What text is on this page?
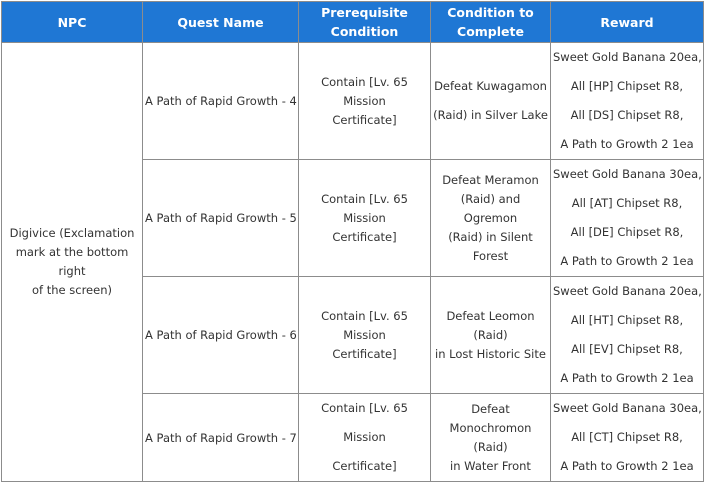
NPC	Quest Name	Prerequisite Condition	Condition to
Complete	Reward

Digivice (Exclamation
mark at the bottom right
of the screen)	A Path of Rapid Growth - 4	Contain [Lv. 65 Mission
Certificate]	Defeat Kuwagamon
(Raid) in Silver Lake	Sweet Gold Banana 20ea,
All [HP] Chipset R8,
All [DS] Chipset R8,
A Path to Growth 2 1ea

	A Path of Rapid Growth - 5	Contain [Lv. 65 Mission
Certificate]	Defeat Meramon
(Raid) and Ogremon
(Raid) in Silent Forest	Sweet Gold Banana 30ea,
All [AT] Chipset R8,
All [DE] Chipset R8,
A Path to Growth 2 1ea

	A Path of Rapid Growth - 6	Contain [Lv. 65 Mission
Certificate]	Defeat Leomon (Raid)
in Lost Historic Site	Sweet Gold Banana 20ea,
All [HT] Chipset R8,
All [EV] Chipset R8,
A Path to Growth 2 1ea

	A Path of Rapid Growth - 7	Contain [Lv. 65 Mission
Certificate]	Defeat
Monochromon (Raid)
in Water Front	Sweet Gold Banana 30ea,
All [CT] Chipset R8,
A Path to Growth 2 1ea
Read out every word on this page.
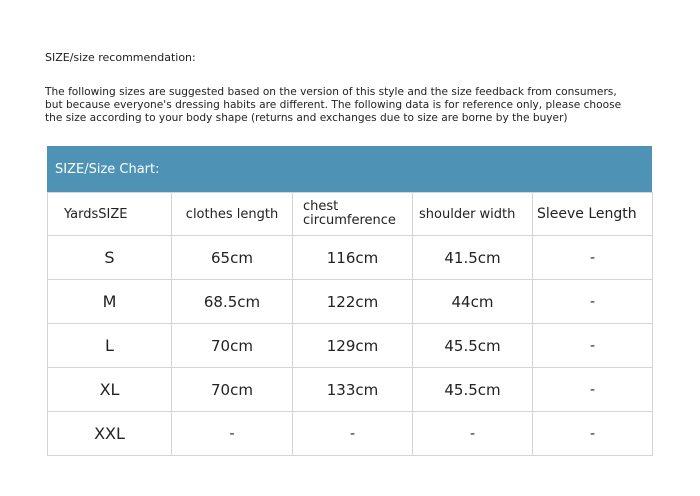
SIZE/size recommendation:
The following sizes are suggested based on the version of this style and the size feedback from consumers,
but because everyone's dressing habits are different. The following data is for reference only, please choose
the size according to your body shape (returns and exchanges due to size are borne by the buyer)
SIZE/Size Chart:
YardsSIZE	clothes length	chest circumference	shoulder width	Sleeve Length
S	65cm	116cm	41.5cm	-
M	68.5cm	122cm	44cm	-
L	70cm	129cm	45.5cm	-
XL	70cm	133cm	45.5cm	-
XXL	-	-	-	-
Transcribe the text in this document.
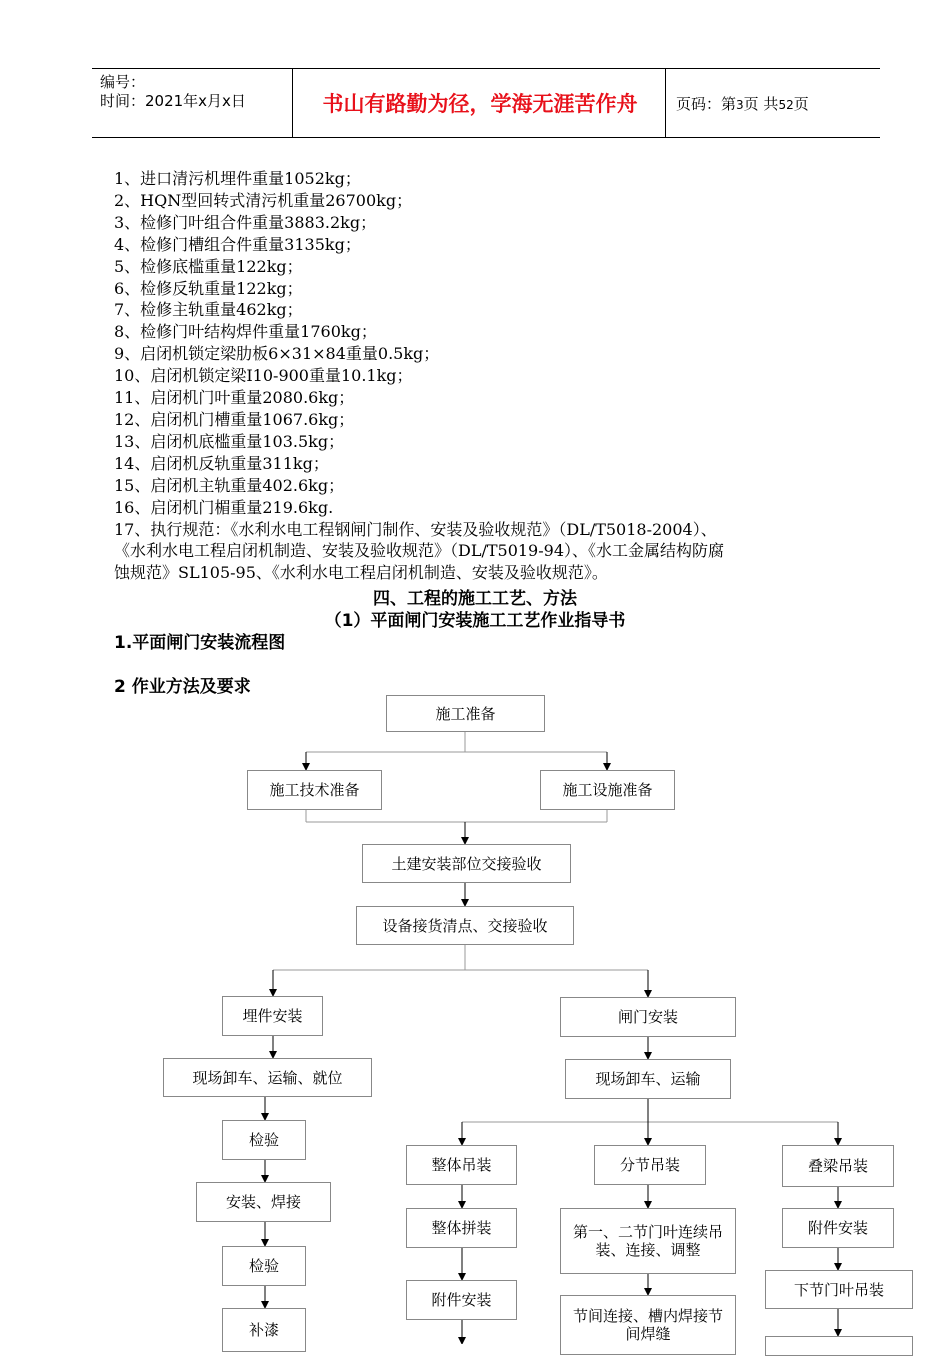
编号：
时间：2021年x月x日	书山有路勤为径，学海无涯苦作舟	页码：第3页 共52页
1、进口清污机埋件重量1052kg；
2、HQN型回转式清污机重量26700kg；
3、检修门叶组合件重量3883.2kg；
4、检修门槽组合件重量3135kg；
5、检修底槛重量122kg；
6、检修反轨重量122kg；
7、检修主轨重量462kg；
8、检修门叶结构焊件重量1760kg；
9、启闭机锁定梁肋板6×31×84重量0.5kg；
10、启闭机锁定梁I10-900重量10.1kg；
11、启闭机门叶重量2080.6kg；
12、启闭机门槽重量1067.6kg；
13、启闭机底槛重量103.5kg；
14、启闭机反轨重量311kg；
15、启闭机主轨重量402.6kg；
16、启闭机门楣重量219.6kg.
17、执行规范：《水利水电工程钢闸门制作、安装及验收规范》（DL/T5018-2004）、
《水利水电工程启闭机制造、安装及验收规范》（DL/T5019-94）、《水工金属结构防腐
蚀规范》SL105-95、《水利水电工程启闭机制造、安装及验收规范》。
四、工程的施工工艺、方法
（1）平面闸门安装施工工艺作业指导书
1.平面闸门安装流程图
2 作业方法及要求
施工准备
施工技术准备	施工设施准备
土建安装部位交接验收
设备接货清点、交接验收
埋件安装	闸门安装
现场卸车、运输、就位	现场卸车、运输
检验
安装、焊接
检验
补漆
整体吊装	分节吊装	叠梁吊装
整体拼装	第一、二节门叶连续吊装、连接、调整
附件安装
附件安装
节间连接、槽内焊接节间焊缝
下节门叶吊装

****

• _What needs to be done_
With the pictures omitted, reproduce the records in full and exactly.

• _Answer for this exercise_
What text is on this page?
NPC	Quest Name	Prerequisite Condition	Condition to
Complete	Reward

Digivice (Exclamation
mark at the bottom right
of the screen)	A Path of Rapid Growth - 4	Contain [Lv. 65 Mission
Certificate]	Defeat Kuwagamon
(Raid) in Silver Lake	Sweet Gold Banana 20ea,
All [HP] Chipset R8,
All [DS] Chipset R8,
A Path to Growth 2 1ea

	A Path of Rapid Growth - 5	Contain [Lv. 65 Mission
Certificate]	Defeat Meramon
(Raid) and Ogremon
(Raid) in Silent Forest	Sweet Gold Banana 30ea,
All [AT] Chipset R8,
All [DE] Chipset R8,
A Path to Growth 2 1ea

	A Path of Rapid Growth - 6	Contain [Lv. 65 Mission
Certificate]	Defeat Leomon (Raid)
in Lost Historic Site	Sweet Gold Banana 20ea,
All [HT] Chipset R8,
All [EV] Chipset R8,
A Path to Growth 2 1ea

	A Path of Rapid Growth - 7	Contain [Lv. 65 Mission
Certificate]	Defeat
Monochromon (Raid)
in Water Front	Sweet Gold Banana 30ea,
All [CT] Chipset R8,
A Path to Growth 2 1ea
Read out every word on this page.
SIZE/size recommendation:
The following sizes are suggested based on the version of this style and the size feedback from consumers,
but because everyone's dressing habits are different. The following data is for reference only, please choose
the size according to your body shape (returns and exchanges due to size are borne by the buyer)
SIZE/Size Chart:
YardsSIZE	clothes length	chest circumference	shoulder width	Sleeve Length
S	65cm	116cm	41.5cm	-
M	68.5cm	122cm	44cm	-
L	70cm	129cm	45.5cm	-
XL	70cm	133cm	45.5cm	-
XXL	-	-	-	-
Transcribe the text in this document.
编号：
时间：2021年x月x日	书山有路勤为径，学海无涯苦作舟	页码：第3页 共52页
1、进口清污机埋件重量1052kg；
2、HQN型回转式清污机重量26700kg；
3、检修门叶组合件重量3883.2kg；
4、检修门槽组合件重量3135kg；
5、检修底槛重量122kg；
6、检修反轨重量122kg；
7、检修主轨重量462kg；
8、检修门叶结构焊件重量1760kg；
9、启闭机锁定梁肋板6×31×84重量0.5kg；
10、启闭机锁定梁I10-900重量10.1kg；
11、启闭机门叶重量2080.6kg；
12、启闭机门槽重量1067.6kg；
13、启闭机底槛重量103.5kg；
14、启闭机反轨重量311kg；
15、启闭机主轨重量402.6kg；
16、启闭机门楣重量219.6kg.
17、执行规范：《水利水电工程钢闸门制作、安装及验收规范》（DL/T5018-2004）、
《水利水电工程启闭机制造、安装及验收规范》（DL/T5019-94）、《水工金属结构防腐
蚀规范》SL105-95、《水利水电工程启闭机制造、安装及验收规范》。
四、工程的施工工艺、方法
（1）平面闸门安装施工工艺作业指导书
1.平面闸门安装流程图
2 作业方法及要求
施工准备
施工技术准备	施工设施准备
土建安装部位交接验收
设备接货清点、交接验收
埋件安装	闸门安装
现场卸车、运输、就位	现场卸车、运输
检验
安装、焊接
检验
补漆
整体吊装	分节吊装	叠梁吊装
整体拼装	第一、二节门叶连续吊装、连接、调整
附件安装
附件安装
节间连接、槽内焊接节间焊缝
下节门叶吊装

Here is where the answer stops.